#### Exercise data ####

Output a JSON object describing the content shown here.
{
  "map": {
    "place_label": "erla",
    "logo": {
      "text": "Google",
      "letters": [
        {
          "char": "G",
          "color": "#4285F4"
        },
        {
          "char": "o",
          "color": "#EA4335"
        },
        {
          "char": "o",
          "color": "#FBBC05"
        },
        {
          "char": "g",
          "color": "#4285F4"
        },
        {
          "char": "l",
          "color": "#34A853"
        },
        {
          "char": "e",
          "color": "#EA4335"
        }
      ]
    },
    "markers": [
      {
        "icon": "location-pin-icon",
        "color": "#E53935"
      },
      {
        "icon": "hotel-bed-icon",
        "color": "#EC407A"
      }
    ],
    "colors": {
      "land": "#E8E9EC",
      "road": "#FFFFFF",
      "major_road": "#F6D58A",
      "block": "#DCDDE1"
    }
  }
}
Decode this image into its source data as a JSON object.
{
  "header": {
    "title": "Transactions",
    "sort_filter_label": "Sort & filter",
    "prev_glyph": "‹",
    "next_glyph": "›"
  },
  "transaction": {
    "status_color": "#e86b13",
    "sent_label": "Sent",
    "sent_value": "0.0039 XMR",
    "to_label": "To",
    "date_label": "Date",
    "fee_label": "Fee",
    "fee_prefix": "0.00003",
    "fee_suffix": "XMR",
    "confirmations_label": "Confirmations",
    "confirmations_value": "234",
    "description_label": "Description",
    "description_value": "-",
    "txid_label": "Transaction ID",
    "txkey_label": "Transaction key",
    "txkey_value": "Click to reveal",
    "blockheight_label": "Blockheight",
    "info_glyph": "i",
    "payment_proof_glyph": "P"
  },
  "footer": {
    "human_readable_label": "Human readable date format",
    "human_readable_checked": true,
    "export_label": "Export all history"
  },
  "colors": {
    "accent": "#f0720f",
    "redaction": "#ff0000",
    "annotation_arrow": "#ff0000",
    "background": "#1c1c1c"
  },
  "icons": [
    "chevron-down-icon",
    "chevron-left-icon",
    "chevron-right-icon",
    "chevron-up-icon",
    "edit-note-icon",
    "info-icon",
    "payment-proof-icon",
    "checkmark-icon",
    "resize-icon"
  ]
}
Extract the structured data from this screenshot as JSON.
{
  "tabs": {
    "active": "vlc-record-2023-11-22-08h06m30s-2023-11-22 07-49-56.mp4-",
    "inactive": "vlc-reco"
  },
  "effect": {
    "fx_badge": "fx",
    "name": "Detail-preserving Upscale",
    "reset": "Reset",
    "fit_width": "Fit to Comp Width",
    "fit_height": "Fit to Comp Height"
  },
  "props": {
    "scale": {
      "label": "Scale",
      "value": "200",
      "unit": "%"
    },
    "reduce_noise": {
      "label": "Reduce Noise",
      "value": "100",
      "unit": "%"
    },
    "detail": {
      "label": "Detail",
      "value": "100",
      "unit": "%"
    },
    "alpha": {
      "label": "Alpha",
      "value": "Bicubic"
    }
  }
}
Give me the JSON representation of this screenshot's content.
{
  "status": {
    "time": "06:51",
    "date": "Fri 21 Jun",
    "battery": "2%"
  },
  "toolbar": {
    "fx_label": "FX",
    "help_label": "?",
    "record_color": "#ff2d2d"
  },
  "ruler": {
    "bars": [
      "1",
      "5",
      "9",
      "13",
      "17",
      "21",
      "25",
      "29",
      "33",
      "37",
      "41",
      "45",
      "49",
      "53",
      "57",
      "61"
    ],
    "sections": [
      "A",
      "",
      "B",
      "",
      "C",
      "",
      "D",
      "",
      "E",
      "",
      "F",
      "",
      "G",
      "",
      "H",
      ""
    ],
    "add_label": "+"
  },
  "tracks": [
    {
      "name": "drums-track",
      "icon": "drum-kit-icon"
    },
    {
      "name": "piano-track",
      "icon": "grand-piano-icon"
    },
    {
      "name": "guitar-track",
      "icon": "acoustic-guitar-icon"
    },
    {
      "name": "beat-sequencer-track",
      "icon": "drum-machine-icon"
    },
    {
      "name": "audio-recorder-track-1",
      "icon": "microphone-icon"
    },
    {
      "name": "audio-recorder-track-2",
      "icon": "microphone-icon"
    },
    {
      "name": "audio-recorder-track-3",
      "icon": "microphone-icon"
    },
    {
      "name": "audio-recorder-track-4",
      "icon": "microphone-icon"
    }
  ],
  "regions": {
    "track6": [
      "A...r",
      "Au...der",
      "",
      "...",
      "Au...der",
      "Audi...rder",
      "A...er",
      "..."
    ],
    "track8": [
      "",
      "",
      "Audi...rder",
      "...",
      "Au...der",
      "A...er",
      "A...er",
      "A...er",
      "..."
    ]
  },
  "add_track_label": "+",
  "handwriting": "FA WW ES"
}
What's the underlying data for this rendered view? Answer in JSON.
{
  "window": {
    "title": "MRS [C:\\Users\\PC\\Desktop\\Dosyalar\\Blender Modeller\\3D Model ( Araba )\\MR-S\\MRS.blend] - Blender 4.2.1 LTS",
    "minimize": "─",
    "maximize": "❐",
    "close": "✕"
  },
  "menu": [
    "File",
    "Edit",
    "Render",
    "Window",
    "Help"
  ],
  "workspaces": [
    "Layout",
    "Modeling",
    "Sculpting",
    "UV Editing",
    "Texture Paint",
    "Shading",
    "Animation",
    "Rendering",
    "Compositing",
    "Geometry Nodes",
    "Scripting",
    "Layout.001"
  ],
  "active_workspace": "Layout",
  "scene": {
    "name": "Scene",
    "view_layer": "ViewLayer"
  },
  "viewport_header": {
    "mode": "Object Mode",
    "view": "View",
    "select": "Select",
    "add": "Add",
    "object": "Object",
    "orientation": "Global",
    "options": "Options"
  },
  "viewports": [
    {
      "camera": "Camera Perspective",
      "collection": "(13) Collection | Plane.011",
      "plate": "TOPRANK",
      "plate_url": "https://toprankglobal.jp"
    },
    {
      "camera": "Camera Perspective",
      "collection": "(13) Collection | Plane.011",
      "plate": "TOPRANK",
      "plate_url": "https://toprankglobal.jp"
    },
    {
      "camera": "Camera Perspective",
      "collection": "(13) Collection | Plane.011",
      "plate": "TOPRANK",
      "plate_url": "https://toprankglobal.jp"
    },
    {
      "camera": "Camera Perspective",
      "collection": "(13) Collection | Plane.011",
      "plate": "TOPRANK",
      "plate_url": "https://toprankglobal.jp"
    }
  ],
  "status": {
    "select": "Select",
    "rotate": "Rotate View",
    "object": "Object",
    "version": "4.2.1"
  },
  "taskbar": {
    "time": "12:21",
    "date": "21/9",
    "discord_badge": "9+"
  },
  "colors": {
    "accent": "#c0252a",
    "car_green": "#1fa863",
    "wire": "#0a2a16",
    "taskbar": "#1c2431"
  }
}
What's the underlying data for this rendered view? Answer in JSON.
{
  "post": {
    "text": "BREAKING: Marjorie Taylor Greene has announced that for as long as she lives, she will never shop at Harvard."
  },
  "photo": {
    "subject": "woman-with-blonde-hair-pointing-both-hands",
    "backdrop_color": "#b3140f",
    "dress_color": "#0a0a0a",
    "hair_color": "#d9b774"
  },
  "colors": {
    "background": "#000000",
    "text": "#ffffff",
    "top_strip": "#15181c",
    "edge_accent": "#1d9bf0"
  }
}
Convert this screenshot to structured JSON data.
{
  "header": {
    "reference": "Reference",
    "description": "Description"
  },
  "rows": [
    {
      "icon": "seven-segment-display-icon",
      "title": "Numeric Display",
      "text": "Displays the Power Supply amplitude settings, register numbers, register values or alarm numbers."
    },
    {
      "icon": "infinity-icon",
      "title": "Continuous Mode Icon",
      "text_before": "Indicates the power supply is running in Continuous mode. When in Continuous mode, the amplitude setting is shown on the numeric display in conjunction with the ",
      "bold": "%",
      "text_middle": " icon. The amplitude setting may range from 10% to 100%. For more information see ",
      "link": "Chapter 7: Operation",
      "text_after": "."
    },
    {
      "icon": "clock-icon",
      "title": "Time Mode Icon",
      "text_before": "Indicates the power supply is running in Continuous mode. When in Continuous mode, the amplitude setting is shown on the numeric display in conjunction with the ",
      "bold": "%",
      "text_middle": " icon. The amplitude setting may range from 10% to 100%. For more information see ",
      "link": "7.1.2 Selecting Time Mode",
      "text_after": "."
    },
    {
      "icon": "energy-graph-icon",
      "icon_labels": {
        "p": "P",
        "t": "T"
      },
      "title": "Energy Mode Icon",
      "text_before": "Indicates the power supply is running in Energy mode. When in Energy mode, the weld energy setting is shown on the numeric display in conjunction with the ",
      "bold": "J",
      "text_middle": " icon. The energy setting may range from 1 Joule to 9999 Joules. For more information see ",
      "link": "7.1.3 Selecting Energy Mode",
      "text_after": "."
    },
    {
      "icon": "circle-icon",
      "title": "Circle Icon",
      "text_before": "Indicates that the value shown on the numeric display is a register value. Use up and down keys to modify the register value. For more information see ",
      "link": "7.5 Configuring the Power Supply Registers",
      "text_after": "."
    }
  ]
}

####

▶ _Challenge_
Report all lines of the data that include the word "from".

▶ _Full output_
Extract the structured data from this screenshot as JSON.
      "text_middle": " icon. The amplitude setting may range from 10% to 100%. For more information see ",
      "text_middle": " icon. The amplitude setting may range from 10% to 100%. For more information see ",
      "text_middle": " icon. The energy setting may range from 1 Joule to 9999 Joules. For more information see ",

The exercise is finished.